> **Given task**
Reproduce the material in full, exactly as written.

> **Exercise data**

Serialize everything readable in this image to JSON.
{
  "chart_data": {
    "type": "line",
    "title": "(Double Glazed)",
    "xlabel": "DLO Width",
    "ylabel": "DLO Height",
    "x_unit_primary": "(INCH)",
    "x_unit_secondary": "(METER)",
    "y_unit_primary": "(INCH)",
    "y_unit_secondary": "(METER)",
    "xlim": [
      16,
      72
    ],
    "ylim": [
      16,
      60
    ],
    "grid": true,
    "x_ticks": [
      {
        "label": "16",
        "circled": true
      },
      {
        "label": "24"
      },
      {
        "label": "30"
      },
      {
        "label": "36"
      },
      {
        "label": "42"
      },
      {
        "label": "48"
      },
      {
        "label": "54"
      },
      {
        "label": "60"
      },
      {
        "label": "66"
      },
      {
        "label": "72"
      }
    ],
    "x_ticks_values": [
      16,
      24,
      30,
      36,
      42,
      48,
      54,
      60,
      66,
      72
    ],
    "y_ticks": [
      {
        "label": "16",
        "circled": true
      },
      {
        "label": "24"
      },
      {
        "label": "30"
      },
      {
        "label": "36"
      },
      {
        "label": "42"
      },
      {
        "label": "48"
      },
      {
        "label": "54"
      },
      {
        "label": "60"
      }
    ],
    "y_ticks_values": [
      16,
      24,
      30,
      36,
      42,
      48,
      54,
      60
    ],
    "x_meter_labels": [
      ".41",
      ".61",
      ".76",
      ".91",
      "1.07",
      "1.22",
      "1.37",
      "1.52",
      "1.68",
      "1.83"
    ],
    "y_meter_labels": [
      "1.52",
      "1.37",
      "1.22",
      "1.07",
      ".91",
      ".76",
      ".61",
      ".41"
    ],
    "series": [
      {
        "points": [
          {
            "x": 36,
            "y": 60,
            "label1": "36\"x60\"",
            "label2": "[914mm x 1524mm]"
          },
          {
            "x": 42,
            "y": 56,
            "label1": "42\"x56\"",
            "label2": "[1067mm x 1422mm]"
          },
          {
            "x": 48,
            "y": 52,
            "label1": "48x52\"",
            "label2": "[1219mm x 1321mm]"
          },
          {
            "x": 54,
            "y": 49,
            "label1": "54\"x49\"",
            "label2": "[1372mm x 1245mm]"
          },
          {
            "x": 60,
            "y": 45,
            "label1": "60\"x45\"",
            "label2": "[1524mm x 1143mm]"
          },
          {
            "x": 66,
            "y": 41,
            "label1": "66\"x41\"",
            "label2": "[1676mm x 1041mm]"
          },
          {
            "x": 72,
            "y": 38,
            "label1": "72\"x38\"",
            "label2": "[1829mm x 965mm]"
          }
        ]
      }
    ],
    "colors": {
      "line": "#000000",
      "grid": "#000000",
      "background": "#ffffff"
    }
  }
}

> **Solution**
Serialize everything readable in this image to JSON.
{
  "chart_data": {
    "type": "line",
    "title": "(Double Glazed)",
    "xlabel": "DLO Width",
    "ylabel": "DLO Height",
    "x_unit_primary": "(INCH)",
    "x_unit_secondary": "(METER)",
    "y_unit_primary": "(INCH)",
    "y_unit_secondary": "(METER)",
    "xlim": [
      16,
      72
    ],
    "ylim": [
      16,
      60
    ],
    "grid": true,
    "x_ticks": [
      {
        "label": "16",
        "circled": true
      },
      {
        "label": "24"
      },
      {
        "label": "30"
      },
      {
        "label": "36"
      },
      {
        "label": "42"
      },
      {
        "label": "48"
      },
      {
        "label": "54"
      },
      {
        "label": "60"
      },
      {
        "label": "66"
      },
      {
        "label": "72"
      }
    ],
    "x_ticks_values": [
      16,
      24,
      30,
      36,
      42,
      48,
      54,
      60,
      66,
      72
    ],
    "y_ticks": [
      {
        "label": "16",
        "circled": true
      },
      {
        "label": "24"
      },
      {
        "label": "30"
      },
      {
        "label": "36"
      },
      {
        "label": "42"
      },
      {
        "label": "48"
      },
      {
        "label": "54"
      },
      {
        "label": "60"
      }
    ],
    "y_ticks_values": [
      16,
      24,
      30,
      36,
      42,
      48,
      54,
      60
    ],
    "x_meter_labels": [
      ".41",
      ".61",
      ".76",
      ".91",
      "1.07",
      "1.22",
      "1.37",
      "1.52",
      "1.68",
      "1.83"
    ],
    "y_meter_labels": [
      "1.52",
      "1.37",
      "1.22",
      "1.07",
      ".91",
      ".76",
      ".61",
      ".41"
    ],
    "series": [
      {
        "points": [
          {
            "x": 36,
            "y": 60,
            "label1": "36\"x60\"",
            "label2": "[914mm x 1524mm]"
          },
          {
            "x": 42,
            "y": 56,
            "label1": "42\"x56\"",
            "label2": "[1067mm x 1422mm]"
          },
          {
            "x": 48,
            "y": 52,
            "label1": "48x52\"",
            "label2": "[1219mm x 1321mm]"
          },
          {
            "x": 54,
            "y": 49,
            "label1": "54\"x49\"",
            "label2": "[1372mm x 1245mm]"
          },
          {
            "x": 60,
            "y": 45,
            "label1": "60\"x45\"",
            "label2": "[1524mm x 1143mm]"
          },
          {
            "x": 66,
            "y": 41,
            "label1": "66\"x41\"",
            "label2": "[1676mm x 1041mm]"
          },
          {
            "x": 72,
            "y": 38,
            "label1": "72\"x38\"",
            "label2": "[1829mm x 965mm]"
          }
        ]
      }
    ],
    "colors": {
      "line": "#000000",
      "grid": "#000000",
      "background": "#ffffff"
    }
  }
}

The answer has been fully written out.